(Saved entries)

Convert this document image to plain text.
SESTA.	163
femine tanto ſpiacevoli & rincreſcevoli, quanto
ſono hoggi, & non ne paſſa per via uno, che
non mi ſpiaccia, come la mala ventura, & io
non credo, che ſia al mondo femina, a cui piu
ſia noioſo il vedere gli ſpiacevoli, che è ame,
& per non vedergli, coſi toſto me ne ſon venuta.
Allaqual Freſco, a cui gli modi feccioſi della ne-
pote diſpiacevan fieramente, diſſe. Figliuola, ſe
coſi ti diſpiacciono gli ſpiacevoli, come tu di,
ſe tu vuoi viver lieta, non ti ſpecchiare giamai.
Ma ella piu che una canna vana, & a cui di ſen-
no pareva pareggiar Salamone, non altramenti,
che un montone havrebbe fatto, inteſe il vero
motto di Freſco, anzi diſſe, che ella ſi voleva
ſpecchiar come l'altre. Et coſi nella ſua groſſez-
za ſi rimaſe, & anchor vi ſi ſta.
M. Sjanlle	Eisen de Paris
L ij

(What the task asks) Without omitting anything, output the entries exactly.

(Correct result)
Convert this document image to plain text.
SESTA.	163
femine tanto ſpiacevoli & rincreſcevoli, quanto
ſono hoggi, & non ne paſſa per via uno, che
non mi ſpiaccia, come la mala ventura, & io
non credo, che ſia al mondo femina, a cui piu
ſia noioſo il vedere gli ſpiacevoli, che è ame,
& per non vedergli, coſi toſto me ne ſon venuta.
Allaqual Freſco, a cui gli modi feccioſi della ne-
pote diſpiacevan fieramente, diſſe. Figliuola, ſe
coſi ti diſpiacciono gli ſpiacevoli, come tu di,
ſe tu vuoi viver lieta, non ti ſpecchiare giamai.
Ma ella piu che una canna vana, & a cui di ſen-
no pareva pareggiar Salamone, non altramenti,
che un montone havrebbe fatto, inteſe il vero
motto di Freſco, anzi diſſe, che ella ſi voleva
ſpecchiar come l'altre. Et coſi nella ſua groſſez-
za ſi rimaſe, & anchor vi ſi ſta.
M. Sjanlle	Eisen de Paris
L ij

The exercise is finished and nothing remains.